= GIVEN EXERCISE =
Keep the wording of each record exactly the same when you repeat it, and leave out pictures.

= SUPPLIED RECORDS =

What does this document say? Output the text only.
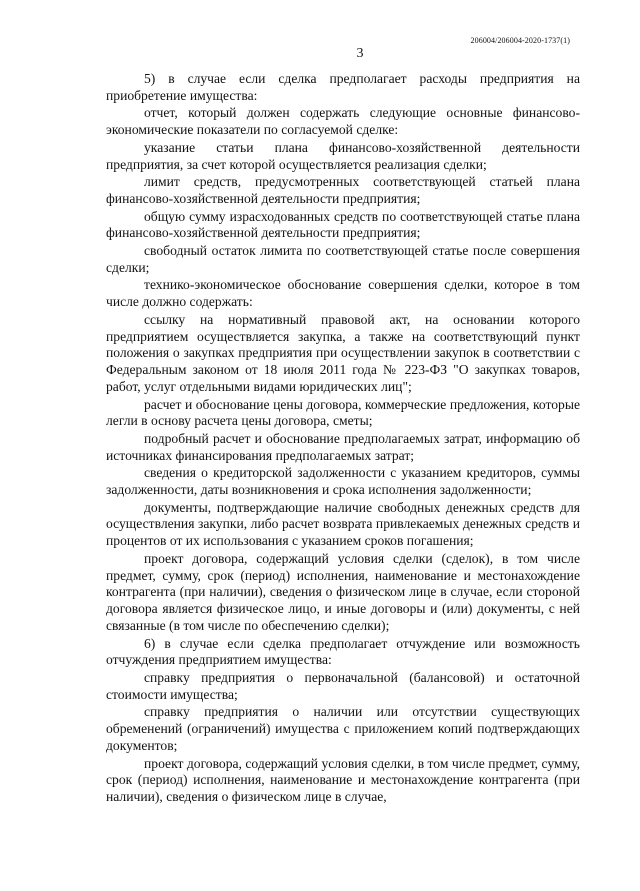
206004/206004-2020-1737(1)
3

5) в случае если сделка предполагает расходы предприятия на приобретение имущества:

отчет, который должен содержать следующие основные финансово-экономические показатели по согласуемой сделке:

указание статьи плана финансово-хозяйственной деятельности предприятия, за счет которой осуществляется реализация сделки;

лимит средств, предусмотренных соответствующей статьей плана финансово-хозяйственной деятельности предприятия;

общую сумму израсходованных средств по соответствующей статье плана финансово-хозяйственной деятельности предприятия;

свободный остаток лимита по соответствующей статье после совершения сделки;

технико-экономическое обоснование совершения сделки, которое в том числе должно содержать:

ссылку на нормативный правовой акт, на основании которого предприятием осуществляется закупка, а также на соответствующий пункт положения о закупках предприятия при осуществлении закупок в соответствии с Федеральным законом от 18 июля 2011 года № 223-ФЗ "О закупках товаров, работ, услуг отдельными видами юридических лиц";

расчет и обоснование цены договора, коммерческие предложения, которые легли в основу расчета цены договора, сметы;

подробный расчет и обоснование предполагаемых затрат, информацию об источниках финансирования предполагаемых затрат;

сведения о кредиторской задолженности с указанием кредиторов, суммы задолженности, даты возникновения и срока исполнения задолженности;

документы, подтверждающие наличие свободных денежных средств для осуществления закупки, либо расчет возврата привлекаемых денежных средств и процентов от их использования с указанием сроков погашения;

проект договора, содержащий условия сделки (сделок), в том числе предмет, сумму, срок (период) исполнения, наименование и местонахождение контрагента (при наличии), сведения о физическом лице в случае, если стороной договора является физическое лицо, и иные договоры и (или) документы, с ней связанные (в том числе по обеспечению сделки);

6) в случае если сделка предполагает отчуждение или возможность отчуждения предприятием имущества:

справку предприятия о первоначальной (балансовой) и остаточной стоимости имущества;

справку предприятия о наличии или отсутствии существующих обременений (ограничений) имущества с приложением копий подтверждающих документов;

проект договора, содержащий условия сделки, в том числе предмет, сумму, срок (период) исполнения, наименование и местонахождение контрагента (при наличии), сведения о физическом лице в случае,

= RESULT OF THIS EXERCISE =
What does this document say? Output the text only.
206004/206004-2020-1737(1)
3

5) в случае если сделка предполагает расходы предприятия на приобретение имущества:

отчет, который должен содержать следующие основные финансово-экономические показатели по согласуемой сделке:

указание статьи плана финансово-хозяйственной деятельности предприятия, за счет которой осуществляется реализация сделки;

лимит средств, предусмотренных соответствующей статьей плана финансово-хозяйственной деятельности предприятия;

общую сумму израсходованных средств по соответствующей статье плана финансово-хозяйственной деятельности предприятия;

свободный остаток лимита по соответствующей статье после совершения сделки;

технико-экономическое обоснование совершения сделки, которое в том числе должно содержать:

ссылку на нормативный правовой акт, на основании которого предприятием осуществляется закупка, а также на соответствующий пункт положения о закупках предприятия при осуществлении закупок в соответствии с Федеральным законом от 18 июля 2011 года № 223-ФЗ "О закупках товаров, работ, услуг отдельными видами юридических лиц";

расчет и обоснование цены договора, коммерческие предложения, которые легли в основу расчета цены договора, сметы;

подробный расчет и обоснование предполагаемых затрат, информацию об источниках финансирования предполагаемых затрат;

сведения о кредиторской задолженности с указанием кредиторов, суммы задолженности, даты возникновения и срока исполнения задолженности;

документы, подтверждающие наличие свободных денежных средств для осуществления закупки, либо расчет возврата привлекаемых денежных средств и процентов от их использования с указанием сроков погашения;

проект договора, содержащий условия сделки (сделок), в том числе предмет, сумму, срок (период) исполнения, наименование и местонахождение контрагента (при наличии), сведения о физическом лице в случае, если стороной договора является физическое лицо, и иные договоры и (или) документы, с ней связанные (в том числе по обеспечению сделки);

6) в случае если сделка предполагает отчуждение или возможность отчуждения предприятием имущества:

справку предприятия о первоначальной (балансовой) и остаточной стоимости имущества;

справку предприятия о наличии или отсутствии существующих обременений (ограничений) имущества с приложением копий подтверждающих документов;

проект договора, содержащий условия сделки, в том числе предмет, сумму, срок (период) исполнения, наименование и местонахождение контрагента (при наличии), сведения о физическом лице в случае,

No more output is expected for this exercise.